[MATERIAL PROVIDED]
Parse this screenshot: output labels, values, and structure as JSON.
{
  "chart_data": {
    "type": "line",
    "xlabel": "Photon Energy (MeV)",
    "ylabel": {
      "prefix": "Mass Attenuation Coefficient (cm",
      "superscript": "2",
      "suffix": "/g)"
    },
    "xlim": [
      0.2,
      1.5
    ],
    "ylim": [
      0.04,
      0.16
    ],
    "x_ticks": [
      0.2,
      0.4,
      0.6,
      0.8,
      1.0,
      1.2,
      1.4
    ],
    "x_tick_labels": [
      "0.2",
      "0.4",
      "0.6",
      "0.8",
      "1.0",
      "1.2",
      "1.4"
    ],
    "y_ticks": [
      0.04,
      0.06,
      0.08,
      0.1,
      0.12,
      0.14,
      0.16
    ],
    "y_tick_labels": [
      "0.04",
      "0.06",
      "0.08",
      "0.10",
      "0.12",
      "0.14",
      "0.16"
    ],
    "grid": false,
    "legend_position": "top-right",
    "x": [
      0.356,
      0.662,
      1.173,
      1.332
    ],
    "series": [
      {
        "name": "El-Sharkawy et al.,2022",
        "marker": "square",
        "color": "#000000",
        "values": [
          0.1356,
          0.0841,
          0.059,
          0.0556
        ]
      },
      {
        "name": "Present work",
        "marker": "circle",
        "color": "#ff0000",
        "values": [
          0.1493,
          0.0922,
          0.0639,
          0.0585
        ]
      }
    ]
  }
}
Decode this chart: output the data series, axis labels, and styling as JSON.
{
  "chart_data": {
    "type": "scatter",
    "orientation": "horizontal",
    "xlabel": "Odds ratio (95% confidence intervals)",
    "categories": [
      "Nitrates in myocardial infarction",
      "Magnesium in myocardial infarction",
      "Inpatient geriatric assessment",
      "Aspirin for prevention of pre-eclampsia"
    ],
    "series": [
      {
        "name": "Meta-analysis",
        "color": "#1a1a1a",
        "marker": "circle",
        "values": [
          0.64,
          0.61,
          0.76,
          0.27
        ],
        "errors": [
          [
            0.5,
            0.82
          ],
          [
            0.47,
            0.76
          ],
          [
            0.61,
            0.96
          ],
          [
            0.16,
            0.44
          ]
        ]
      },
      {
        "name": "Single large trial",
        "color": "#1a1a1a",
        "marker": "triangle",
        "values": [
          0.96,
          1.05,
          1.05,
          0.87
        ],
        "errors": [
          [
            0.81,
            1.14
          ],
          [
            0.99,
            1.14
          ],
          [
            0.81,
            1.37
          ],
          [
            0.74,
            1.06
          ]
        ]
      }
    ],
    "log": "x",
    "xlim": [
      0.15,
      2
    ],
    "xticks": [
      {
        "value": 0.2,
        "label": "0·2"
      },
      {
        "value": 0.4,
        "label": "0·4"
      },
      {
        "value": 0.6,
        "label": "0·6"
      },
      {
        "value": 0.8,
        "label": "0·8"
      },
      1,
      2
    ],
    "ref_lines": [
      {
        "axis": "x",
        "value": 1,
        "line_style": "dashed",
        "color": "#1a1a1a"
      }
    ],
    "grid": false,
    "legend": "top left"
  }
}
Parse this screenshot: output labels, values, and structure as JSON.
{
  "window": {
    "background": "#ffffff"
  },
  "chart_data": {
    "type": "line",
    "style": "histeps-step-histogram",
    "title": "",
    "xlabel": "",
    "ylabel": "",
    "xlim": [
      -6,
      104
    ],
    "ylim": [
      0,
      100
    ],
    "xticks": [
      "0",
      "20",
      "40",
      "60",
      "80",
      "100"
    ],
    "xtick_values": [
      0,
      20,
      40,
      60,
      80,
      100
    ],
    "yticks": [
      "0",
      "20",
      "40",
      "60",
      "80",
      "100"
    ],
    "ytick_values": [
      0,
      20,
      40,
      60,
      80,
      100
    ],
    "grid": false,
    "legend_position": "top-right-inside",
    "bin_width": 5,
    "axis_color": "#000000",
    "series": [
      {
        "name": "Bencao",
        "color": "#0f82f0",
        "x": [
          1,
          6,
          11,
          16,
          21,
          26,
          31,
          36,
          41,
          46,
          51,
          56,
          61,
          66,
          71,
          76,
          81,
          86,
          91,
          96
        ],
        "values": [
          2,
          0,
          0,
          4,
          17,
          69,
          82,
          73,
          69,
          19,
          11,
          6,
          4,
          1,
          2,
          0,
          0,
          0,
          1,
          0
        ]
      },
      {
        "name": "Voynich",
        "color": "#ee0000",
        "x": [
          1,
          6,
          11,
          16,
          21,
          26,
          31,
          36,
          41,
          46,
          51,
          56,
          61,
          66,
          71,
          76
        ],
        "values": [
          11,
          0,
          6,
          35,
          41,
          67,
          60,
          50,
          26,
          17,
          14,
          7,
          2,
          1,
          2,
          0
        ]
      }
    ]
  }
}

[EXERCISE]
Here, the records must be output exactly and in full.

[TASK OUTPUT]
Parse this screenshot: output labels, values, and structure as JSON.
{
  "chart_data": {
    "type": "line",
    "xlabel": "Photon Energy (MeV)",
    "ylabel": {
      "prefix": "Mass Attenuation Coefficient (cm",
      "superscript": "2",
      "suffix": "/g)"
    },
    "xlim": [
      0.2,
      1.5
    ],
    "ylim": [
      0.04,
      0.16
    ],
    "x_ticks": [
      0.2,
      0.4,
      0.6,
      0.8,
      1.0,
      1.2,
      1.4
    ],
    "x_tick_labels": [
      "0.2",
      "0.4",
      "0.6",
      "0.8",
      "1.0",
      "1.2",
      "1.4"
    ],
    "y_ticks": [
      0.04,
      0.06,
      0.08,
      0.1,
      0.12,
      0.14,
      0.16
    ],
    "y_tick_labels": [
      "0.04",
      "0.06",
      "0.08",
      "0.10",
      "0.12",
      "0.14",
      "0.16"
    ],
    "grid": false,
    "legend_position": "top-right",
    "x": [
      0.356,
      0.662,
      1.173,
      1.332
    ],
    "series": [
      {
        "name": "El-Sharkawy et al.,2022",
        "marker": "square",
        "color": "#000000",
        "values": [
          0.1356,
          0.0841,
          0.059,
          0.0556
        ]
      },
      {
        "name": "Present work",
        "marker": "circle",
        "color": "#ff0000",
        "values": [
          0.1493,
          0.0922,
          0.0639,
          0.0585
        ]
      }
    ]
  }
}
Decode this chart: output the data series, axis labels, and styling as JSON.
{
  "chart_data": {
    "type": "scatter",
    "orientation": "horizontal",
    "xlabel": "Odds ratio (95% confidence intervals)",
    "categories": [
      "Nitrates in myocardial infarction",
      "Magnesium in myocardial infarction",
      "Inpatient geriatric assessment",
      "Aspirin for prevention of pre-eclampsia"
    ],
    "series": [
      {
        "name": "Meta-analysis",
        "color": "#1a1a1a",
        "marker": "circle",
        "values": [
          0.64,
          0.61,
          0.76,
          0.27
        ],
        "errors": [
          [
            0.5,
            0.82
          ],
          [
            0.47,
            0.76
          ],
          [
            0.61,
            0.96
          ],
          [
            0.16,
            0.44
          ]
        ]
      },
      {
        "name": "Single large trial",
        "color": "#1a1a1a",
        "marker": "triangle",
        "values": [
          0.96,
          1.05,
          1.05,
          0.87
        ],
        "errors": [
          [
            0.81,
            1.14
          ],
          [
            0.99,
            1.14
          ],
          [
            0.81,
            1.37
          ],
          [
            0.74,
            1.06
          ]
        ]
      }
    ],
    "log": "x",
    "xlim": [
      0.15,
      2
    ],
    "xticks": [
      {
        "value": 0.2,
        "label": "0·2"
      },
      {
        "value": 0.4,
        "label": "0·4"
      },
      {
        "value": 0.6,
        "label": "0·6"
      },
      {
        "value": 0.8,
        "label": "0·8"
      },
      1,
      2
    ],
    "ref_lines": [
      {
        "axis": "x",
        "value": 1,
        "line_style": "dashed",
        "color": "#1a1a1a"
      }
    ],
    "grid": false,
    "legend": "top left"
  }
}
Parse this screenshot: output labels, values, and structure as JSON.
{
  "window": {
    "background": "#ffffff"
  },
  "chart_data": {
    "type": "line",
    "style": "histeps-step-histogram",
    "title": "",
    "xlabel": "",
    "ylabel": "",
    "xlim": [
      -6,
      104
    ],
    "ylim": [
      0,
      100
    ],
    "xticks": [
      "0",
      "20",
      "40",
      "60",
      "80",
      "100"
    ],
    "xtick_values": [
      0,
      20,
      40,
      60,
      80,
      100
    ],
    "yticks": [
      "0",
      "20",
      "40",
      "60",
      "80",
      "100"
    ],
    "ytick_values": [
      0,
      20,
      40,
      60,
      80,
      100
    ],
    "grid": false,
    "legend_position": "top-right-inside",
    "bin_width": 5,
    "axis_color": "#000000",
    "series": [
      {
        "name": "Bencao",
        "color": "#0f82f0",
        "x": [
          1,
          6,
          11,
          16,
          21,
          26,
          31,
          36,
          41,
          46,
          51,
          56,
          61,
          66,
          71,
          76,
          81,
          86,
          91,
          96
        ],
        "values": [
          2,
          0,
          0,
          4,
          17,
          69,
          82,
          73,
          69,
          19,
          11,
          6,
          4,
          1,
          2,
          0,
          0,
          0,
          1,
          0
        ]
      },
      {
        "name": "Voynich",
        "color": "#ee0000",
        "x": [
          1,
          6,
          11,
          16,
          21,
          26,
          31,
          36,
          41,
          46,
          51,
          56,
          61,
          66,
          71,
          76
        ],
        "values": [
          11,
          0,
          6,
          35,
          41,
          67,
          60,
          50,
          26,
          17,
          14,
          7,
          2,
          1,
          2,
          0
        ]
      }
    ]
  }
}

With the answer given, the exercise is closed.